- REQUESTS:
[A] Reproduce everything in the reflection on motherhood from "Hard to believe" down to "and moving forward.".
[B] Answer these questions about the reflection on motherhood:
(i) Over how many years has the writer been reflecting on her son's life?
(ii) What word does the writer use for one aspect of it all as she faces his growing up?
(iii) What does she say no one fully warns you about when you start thinking about having kids?
[C] Write the next part of the reflection on motherhood, picking up after its final sentence.

- EXTRACT PROVIDED:
Hard to believe we are here already. This feels like a big one. From the maternal perspective, I really feel the awareness of his growing into a young man, up and away. I couldn’t help myself from spending quite a bit of time reflecting and reminiscing on his life (and subsequently, mine) these last sixteen years and thinking about the future ahead of him. There’s definitely a bittersweet aspect to it all, as I am filled with a myriad of emotional reactions to his growing up and moving forward.

No one fully warns you when you start thinking about having kids what a roller-coaster of emotion you are about to embark on. It is a truly profound experience. The “wanting” I have felt as a mother for their happiness, for their safety, for their lives and experiences to be filled with all the good and beautiful things in the world and none of the pain and suffering is stronger than almost anything else I have ever experienced. And when you couple that with the awareness of how little control you actually have over the whole business, that experience can be quite staggering. There are many times along the way when as an honest person I have thought to myself, “My God, what was I thinking!” And yet there has never been anything so amazing and beautiful, either.

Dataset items
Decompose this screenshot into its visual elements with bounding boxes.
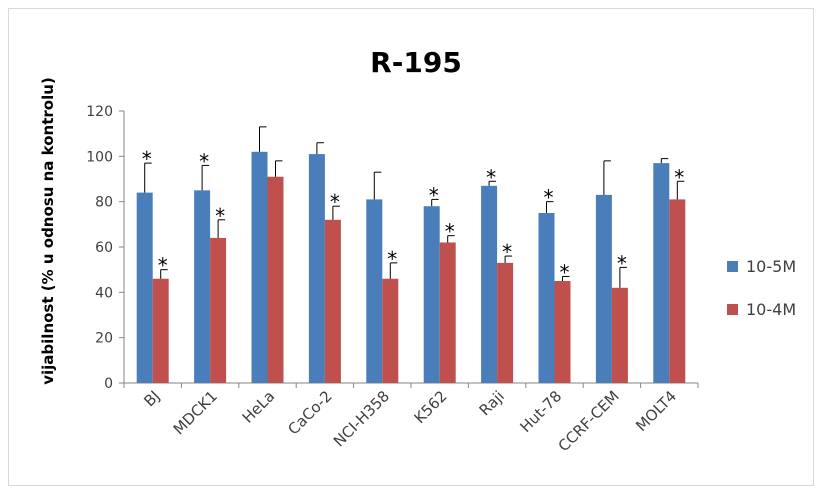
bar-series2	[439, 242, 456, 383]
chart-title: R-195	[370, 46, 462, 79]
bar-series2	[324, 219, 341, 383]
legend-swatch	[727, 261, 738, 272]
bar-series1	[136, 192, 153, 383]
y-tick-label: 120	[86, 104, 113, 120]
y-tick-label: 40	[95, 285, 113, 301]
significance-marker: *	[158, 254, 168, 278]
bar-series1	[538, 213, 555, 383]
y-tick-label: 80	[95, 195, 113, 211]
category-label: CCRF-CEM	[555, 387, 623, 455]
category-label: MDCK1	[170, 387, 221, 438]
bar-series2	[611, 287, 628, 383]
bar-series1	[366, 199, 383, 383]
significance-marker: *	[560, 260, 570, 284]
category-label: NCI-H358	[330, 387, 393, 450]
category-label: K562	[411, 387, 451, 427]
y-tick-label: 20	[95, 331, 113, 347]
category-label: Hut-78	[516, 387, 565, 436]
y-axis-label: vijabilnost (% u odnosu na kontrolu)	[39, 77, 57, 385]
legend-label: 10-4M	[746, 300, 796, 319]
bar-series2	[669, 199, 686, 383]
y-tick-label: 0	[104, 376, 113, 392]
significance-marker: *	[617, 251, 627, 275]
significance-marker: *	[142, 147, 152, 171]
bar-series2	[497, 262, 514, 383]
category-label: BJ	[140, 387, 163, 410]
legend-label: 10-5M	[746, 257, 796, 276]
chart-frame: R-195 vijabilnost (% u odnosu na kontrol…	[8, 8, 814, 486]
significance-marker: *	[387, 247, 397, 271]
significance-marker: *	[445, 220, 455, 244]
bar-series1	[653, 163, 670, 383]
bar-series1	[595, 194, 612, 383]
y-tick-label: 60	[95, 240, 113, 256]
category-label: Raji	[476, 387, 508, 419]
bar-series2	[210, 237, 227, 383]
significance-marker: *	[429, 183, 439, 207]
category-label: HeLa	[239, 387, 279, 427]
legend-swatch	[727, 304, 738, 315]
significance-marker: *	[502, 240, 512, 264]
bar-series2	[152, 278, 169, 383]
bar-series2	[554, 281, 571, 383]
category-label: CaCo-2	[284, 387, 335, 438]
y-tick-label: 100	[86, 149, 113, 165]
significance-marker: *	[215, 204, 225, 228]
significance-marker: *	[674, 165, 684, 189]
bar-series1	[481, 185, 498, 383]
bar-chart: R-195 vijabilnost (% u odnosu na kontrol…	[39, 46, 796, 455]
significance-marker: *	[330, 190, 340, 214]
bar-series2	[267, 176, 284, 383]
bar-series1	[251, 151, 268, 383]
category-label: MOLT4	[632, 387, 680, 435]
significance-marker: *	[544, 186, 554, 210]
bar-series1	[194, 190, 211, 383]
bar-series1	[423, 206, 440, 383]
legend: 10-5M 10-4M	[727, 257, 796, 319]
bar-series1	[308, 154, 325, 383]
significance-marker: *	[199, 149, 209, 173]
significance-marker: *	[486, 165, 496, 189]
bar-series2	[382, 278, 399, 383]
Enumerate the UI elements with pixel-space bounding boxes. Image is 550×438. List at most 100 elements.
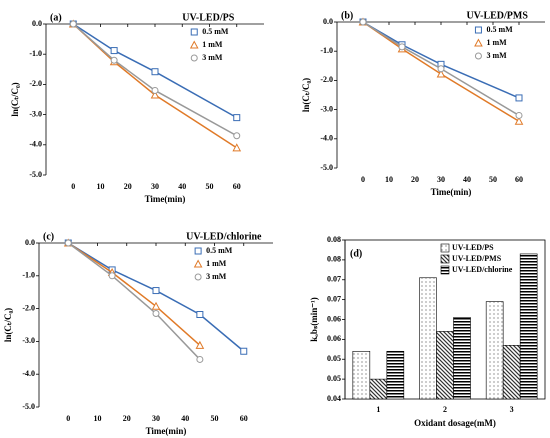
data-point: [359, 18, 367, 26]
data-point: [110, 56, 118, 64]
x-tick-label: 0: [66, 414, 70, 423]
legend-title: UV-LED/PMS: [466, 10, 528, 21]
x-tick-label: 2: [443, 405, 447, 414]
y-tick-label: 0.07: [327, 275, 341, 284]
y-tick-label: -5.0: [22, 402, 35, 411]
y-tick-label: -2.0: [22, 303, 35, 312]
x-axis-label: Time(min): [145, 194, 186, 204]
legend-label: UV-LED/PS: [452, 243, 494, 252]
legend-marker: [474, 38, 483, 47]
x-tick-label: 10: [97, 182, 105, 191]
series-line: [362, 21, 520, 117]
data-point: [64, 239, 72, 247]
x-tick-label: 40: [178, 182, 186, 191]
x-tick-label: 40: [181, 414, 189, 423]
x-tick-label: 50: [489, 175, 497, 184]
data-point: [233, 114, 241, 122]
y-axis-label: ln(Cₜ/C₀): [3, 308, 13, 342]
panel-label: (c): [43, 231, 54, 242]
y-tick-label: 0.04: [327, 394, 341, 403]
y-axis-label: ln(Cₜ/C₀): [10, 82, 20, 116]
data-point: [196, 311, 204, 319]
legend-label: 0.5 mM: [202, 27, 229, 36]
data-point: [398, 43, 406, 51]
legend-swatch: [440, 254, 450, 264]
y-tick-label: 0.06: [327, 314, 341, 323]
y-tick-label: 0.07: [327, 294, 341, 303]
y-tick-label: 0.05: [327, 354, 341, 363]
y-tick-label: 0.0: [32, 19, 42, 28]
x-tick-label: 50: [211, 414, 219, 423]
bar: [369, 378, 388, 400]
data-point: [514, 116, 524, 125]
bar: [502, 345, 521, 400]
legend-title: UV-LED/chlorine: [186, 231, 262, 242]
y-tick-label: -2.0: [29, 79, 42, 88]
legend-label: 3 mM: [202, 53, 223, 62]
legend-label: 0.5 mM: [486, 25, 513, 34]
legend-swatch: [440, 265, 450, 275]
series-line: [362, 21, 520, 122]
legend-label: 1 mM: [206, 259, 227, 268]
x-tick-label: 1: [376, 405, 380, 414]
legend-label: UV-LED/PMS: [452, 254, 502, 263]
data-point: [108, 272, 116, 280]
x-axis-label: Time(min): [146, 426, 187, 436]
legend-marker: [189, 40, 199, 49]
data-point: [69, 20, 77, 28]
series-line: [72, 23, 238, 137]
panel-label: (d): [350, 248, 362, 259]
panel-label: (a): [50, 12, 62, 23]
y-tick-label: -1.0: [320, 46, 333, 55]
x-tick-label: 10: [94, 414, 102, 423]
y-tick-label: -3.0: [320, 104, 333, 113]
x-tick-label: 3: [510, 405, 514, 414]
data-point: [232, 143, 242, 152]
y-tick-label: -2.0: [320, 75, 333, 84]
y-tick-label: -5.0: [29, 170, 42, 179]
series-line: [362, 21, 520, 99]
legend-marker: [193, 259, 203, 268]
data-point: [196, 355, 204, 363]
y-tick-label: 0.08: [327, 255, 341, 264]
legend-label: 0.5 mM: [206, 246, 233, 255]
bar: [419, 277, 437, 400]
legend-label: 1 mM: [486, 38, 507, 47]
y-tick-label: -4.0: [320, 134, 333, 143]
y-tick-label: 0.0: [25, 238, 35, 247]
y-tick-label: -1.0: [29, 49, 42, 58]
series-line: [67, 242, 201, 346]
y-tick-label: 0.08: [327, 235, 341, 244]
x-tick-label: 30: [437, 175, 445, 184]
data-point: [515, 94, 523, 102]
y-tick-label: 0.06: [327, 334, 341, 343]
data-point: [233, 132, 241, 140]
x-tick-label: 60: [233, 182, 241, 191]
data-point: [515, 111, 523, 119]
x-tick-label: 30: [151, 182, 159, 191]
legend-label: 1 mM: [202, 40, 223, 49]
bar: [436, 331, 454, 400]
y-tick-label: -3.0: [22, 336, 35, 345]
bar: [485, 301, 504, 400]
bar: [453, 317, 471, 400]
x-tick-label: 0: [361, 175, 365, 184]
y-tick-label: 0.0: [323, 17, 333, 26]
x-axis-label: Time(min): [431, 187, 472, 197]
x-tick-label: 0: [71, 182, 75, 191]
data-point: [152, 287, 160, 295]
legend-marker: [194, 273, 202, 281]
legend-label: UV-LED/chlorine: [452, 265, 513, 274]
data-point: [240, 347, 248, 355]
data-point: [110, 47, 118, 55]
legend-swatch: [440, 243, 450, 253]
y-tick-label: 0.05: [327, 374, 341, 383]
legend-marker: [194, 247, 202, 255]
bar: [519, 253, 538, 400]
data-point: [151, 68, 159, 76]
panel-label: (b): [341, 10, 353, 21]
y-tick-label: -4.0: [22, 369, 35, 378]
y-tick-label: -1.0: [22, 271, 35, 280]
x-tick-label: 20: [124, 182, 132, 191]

- OUTPUTS BY TASK:
[A]
Hard to believe we are here already. This feels like a big one. From the maternal perspective, I really feel the awareness of his growing into a young man, up and away. I couldn’t help myself from spending quite a bit of time reflecting and reminiscing on his life (and subsequently, mine) these last sixteen years and thinking about the future ahead of him. There’s definitely a bittersweet aspect to it all, as I am filled with a myriad of emotional reactions to his growing up and moving forward.

[B]
(i) Sixteen years.
(ii) Bittersweet.
(iii) What a roller-coaster of emotion you are about to embark on.

[C]
So as he (and I) pass through this touchstone, and he is learning how he wants to position himself in this life, I too am learning (slowly but surely) how to adjust my role to allow for his growth, to be there to guide and limit, support and encourage, to keep loving and loosen my grasp all at the same time. It’s not easy, in fact I have never done anything this difficult in my life, but it is worth it. The scrapes that I tend to, may be more metaphorical than physical these days, the healing and growth more internal than external, but as I try to ease back and let him make his way, I know that he is an incredible person and I look forward to seeing not only all that he is, but all that he will become. Happy Birthday Sweet Boy, mommy loves you!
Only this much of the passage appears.